### EXERCISE REQUIREMENTS:
Wherever a line holds the string "name", copy that line.

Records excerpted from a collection
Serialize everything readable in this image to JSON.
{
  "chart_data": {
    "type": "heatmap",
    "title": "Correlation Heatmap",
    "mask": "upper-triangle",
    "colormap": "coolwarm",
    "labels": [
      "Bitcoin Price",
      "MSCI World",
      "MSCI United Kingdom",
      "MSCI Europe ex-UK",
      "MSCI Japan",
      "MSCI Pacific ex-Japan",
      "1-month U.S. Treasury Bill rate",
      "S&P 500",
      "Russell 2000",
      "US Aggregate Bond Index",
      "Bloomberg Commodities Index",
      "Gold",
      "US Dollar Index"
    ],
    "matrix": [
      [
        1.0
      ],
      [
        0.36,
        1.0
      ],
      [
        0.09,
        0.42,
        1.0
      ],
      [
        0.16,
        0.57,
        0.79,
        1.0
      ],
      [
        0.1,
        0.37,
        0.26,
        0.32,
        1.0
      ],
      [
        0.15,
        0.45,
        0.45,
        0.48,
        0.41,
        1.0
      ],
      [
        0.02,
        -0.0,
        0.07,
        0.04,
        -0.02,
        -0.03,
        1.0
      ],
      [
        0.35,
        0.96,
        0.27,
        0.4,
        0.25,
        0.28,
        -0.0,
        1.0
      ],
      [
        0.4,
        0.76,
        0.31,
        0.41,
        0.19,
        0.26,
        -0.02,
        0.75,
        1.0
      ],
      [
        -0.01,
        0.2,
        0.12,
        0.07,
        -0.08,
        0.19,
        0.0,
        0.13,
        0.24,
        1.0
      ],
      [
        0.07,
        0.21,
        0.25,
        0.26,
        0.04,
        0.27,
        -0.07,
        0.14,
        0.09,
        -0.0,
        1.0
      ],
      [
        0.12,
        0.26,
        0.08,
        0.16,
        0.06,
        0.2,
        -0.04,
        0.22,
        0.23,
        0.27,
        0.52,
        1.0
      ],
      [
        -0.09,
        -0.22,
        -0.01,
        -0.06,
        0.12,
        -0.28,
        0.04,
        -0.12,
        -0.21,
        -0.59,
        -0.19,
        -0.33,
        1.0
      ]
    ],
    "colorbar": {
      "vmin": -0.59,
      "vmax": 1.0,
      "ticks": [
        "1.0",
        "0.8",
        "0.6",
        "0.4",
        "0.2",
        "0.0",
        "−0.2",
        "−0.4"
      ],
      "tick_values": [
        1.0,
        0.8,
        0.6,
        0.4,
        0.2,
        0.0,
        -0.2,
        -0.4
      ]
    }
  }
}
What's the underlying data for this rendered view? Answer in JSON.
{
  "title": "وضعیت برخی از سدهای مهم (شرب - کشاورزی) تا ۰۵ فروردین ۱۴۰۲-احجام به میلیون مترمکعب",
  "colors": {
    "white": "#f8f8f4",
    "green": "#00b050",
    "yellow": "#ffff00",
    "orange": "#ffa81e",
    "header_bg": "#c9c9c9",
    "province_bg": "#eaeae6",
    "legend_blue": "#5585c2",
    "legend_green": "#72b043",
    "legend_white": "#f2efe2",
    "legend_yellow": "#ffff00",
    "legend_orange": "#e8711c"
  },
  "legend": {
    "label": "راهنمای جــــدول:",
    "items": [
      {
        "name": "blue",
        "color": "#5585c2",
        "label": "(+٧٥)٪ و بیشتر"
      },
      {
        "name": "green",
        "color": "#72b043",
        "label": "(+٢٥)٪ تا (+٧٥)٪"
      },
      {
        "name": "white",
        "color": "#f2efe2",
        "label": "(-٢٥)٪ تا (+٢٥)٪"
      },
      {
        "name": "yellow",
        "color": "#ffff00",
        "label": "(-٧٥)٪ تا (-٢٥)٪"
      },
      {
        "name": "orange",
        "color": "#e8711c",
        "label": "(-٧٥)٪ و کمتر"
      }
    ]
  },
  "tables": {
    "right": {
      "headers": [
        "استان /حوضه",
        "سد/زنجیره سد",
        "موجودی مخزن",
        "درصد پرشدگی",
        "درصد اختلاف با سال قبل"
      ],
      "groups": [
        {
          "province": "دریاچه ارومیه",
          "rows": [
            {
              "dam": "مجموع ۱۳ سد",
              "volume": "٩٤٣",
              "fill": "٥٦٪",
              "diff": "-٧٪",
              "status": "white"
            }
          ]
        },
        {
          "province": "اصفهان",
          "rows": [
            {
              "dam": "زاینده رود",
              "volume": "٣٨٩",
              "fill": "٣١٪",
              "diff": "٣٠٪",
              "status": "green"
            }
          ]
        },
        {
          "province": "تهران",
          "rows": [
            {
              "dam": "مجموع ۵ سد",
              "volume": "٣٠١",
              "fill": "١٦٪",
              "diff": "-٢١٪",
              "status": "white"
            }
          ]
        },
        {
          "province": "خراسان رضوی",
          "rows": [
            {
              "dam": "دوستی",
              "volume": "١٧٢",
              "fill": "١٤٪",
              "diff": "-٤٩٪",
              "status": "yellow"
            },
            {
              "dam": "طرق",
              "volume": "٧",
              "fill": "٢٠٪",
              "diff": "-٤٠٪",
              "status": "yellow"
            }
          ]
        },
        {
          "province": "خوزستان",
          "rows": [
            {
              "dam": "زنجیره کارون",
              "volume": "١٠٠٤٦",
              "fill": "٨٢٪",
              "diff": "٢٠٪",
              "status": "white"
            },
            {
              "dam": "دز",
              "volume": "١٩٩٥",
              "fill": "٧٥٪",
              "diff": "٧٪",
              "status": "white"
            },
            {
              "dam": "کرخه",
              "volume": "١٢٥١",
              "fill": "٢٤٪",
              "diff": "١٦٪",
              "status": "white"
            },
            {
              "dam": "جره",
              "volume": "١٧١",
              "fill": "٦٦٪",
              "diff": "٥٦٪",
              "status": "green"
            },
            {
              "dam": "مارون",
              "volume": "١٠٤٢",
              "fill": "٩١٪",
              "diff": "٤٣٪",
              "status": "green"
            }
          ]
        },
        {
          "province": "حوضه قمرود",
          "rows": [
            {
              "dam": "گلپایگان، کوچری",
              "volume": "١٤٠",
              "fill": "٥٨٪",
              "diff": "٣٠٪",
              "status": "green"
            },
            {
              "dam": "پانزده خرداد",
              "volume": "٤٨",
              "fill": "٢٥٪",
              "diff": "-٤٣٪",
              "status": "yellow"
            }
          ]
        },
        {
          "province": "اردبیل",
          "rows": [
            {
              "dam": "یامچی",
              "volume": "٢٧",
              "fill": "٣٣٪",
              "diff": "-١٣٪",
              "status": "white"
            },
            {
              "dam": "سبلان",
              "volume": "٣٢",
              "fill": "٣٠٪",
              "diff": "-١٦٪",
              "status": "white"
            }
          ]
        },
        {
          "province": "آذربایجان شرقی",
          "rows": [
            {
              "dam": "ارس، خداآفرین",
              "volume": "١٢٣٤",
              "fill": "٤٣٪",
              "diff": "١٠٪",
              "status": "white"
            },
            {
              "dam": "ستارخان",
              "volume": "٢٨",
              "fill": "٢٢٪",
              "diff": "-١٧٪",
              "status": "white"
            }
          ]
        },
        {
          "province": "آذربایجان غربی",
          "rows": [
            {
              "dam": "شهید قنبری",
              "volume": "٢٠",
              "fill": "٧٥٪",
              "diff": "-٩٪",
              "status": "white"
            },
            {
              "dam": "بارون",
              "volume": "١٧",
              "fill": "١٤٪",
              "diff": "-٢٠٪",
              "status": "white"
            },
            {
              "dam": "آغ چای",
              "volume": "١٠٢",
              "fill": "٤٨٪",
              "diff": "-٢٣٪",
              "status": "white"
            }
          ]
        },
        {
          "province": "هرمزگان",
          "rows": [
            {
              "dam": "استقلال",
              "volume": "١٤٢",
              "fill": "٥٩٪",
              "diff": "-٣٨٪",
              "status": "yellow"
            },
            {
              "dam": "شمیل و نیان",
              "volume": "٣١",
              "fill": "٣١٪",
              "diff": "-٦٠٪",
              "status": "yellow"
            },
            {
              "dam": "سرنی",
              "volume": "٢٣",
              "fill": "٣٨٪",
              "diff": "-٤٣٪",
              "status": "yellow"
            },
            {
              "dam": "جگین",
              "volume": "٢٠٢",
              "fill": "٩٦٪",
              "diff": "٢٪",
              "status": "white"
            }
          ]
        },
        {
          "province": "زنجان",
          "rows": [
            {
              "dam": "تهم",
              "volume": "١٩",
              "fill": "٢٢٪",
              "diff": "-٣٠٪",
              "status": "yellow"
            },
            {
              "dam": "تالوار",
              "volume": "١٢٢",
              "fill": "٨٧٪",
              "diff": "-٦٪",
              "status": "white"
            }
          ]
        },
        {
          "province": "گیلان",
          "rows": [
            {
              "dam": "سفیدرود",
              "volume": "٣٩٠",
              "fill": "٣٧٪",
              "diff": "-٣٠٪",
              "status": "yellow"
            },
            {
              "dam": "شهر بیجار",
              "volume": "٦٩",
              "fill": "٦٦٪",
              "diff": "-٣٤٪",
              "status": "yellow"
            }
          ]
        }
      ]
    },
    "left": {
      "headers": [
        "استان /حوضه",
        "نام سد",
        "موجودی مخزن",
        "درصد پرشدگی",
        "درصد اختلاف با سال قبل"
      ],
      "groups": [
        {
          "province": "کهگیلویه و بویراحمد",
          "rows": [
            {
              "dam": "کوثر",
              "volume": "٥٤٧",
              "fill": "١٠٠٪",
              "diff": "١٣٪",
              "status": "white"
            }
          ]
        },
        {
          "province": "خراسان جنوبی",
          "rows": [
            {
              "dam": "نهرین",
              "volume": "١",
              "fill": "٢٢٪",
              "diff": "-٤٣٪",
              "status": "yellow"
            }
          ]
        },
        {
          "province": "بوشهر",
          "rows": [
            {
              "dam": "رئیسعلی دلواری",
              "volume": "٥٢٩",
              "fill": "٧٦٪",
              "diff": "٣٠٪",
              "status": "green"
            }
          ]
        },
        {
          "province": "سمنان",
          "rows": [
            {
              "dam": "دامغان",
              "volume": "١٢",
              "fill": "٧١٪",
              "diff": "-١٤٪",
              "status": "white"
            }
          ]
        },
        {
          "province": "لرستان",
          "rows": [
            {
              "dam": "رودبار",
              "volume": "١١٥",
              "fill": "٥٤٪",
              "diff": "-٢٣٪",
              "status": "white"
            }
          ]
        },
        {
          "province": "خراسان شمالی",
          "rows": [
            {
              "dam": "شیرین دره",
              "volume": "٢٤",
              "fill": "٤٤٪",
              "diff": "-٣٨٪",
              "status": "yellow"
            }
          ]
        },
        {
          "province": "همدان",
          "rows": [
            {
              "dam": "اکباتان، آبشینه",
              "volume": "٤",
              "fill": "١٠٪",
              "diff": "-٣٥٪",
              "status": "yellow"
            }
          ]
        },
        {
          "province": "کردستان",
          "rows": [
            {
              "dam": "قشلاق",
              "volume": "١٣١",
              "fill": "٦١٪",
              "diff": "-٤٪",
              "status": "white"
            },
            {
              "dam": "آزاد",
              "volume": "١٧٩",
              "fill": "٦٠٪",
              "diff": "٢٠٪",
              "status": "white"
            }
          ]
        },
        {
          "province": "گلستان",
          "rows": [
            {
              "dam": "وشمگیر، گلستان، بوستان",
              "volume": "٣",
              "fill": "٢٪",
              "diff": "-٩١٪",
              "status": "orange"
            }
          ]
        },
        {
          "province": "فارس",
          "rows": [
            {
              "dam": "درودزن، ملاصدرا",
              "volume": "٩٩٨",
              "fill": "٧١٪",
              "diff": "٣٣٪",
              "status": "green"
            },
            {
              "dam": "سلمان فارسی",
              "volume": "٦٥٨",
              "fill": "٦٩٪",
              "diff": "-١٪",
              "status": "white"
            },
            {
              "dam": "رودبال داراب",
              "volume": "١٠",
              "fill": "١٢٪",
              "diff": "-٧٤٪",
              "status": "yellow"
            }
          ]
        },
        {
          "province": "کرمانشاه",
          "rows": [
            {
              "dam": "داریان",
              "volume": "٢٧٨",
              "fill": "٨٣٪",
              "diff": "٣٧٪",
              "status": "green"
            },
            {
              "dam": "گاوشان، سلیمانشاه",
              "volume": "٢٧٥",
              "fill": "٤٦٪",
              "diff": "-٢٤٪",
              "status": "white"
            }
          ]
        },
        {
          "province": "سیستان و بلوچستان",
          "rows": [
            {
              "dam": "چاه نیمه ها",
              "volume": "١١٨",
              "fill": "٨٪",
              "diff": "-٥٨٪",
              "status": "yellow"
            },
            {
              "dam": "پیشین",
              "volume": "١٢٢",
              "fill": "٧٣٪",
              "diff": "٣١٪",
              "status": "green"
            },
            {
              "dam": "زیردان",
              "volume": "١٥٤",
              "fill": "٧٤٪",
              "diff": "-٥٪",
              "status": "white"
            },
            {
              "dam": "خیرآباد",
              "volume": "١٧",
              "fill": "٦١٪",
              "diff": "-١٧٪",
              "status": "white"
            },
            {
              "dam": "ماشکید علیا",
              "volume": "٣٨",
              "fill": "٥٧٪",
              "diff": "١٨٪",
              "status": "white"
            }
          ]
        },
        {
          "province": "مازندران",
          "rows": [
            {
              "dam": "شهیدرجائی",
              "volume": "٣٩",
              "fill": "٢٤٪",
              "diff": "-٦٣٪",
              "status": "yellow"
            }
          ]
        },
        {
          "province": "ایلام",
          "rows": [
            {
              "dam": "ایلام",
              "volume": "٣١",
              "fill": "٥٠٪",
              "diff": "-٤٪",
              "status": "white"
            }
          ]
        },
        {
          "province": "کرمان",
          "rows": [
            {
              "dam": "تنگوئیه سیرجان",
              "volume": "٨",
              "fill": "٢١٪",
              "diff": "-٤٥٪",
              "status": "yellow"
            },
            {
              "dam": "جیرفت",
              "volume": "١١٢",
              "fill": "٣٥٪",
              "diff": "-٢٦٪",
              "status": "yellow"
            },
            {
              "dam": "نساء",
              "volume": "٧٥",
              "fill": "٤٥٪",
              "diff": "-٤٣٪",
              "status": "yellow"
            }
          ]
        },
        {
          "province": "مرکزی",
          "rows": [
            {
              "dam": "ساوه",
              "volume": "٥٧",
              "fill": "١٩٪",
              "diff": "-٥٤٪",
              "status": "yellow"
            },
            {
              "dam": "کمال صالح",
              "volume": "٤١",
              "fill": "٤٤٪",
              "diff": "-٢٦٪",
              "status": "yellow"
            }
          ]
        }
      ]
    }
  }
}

### WRITTEN ANSWER:
        "name": "blue",
        "name": "green",
        "name": "white",
        "name": "yellow",
        "name": "orange",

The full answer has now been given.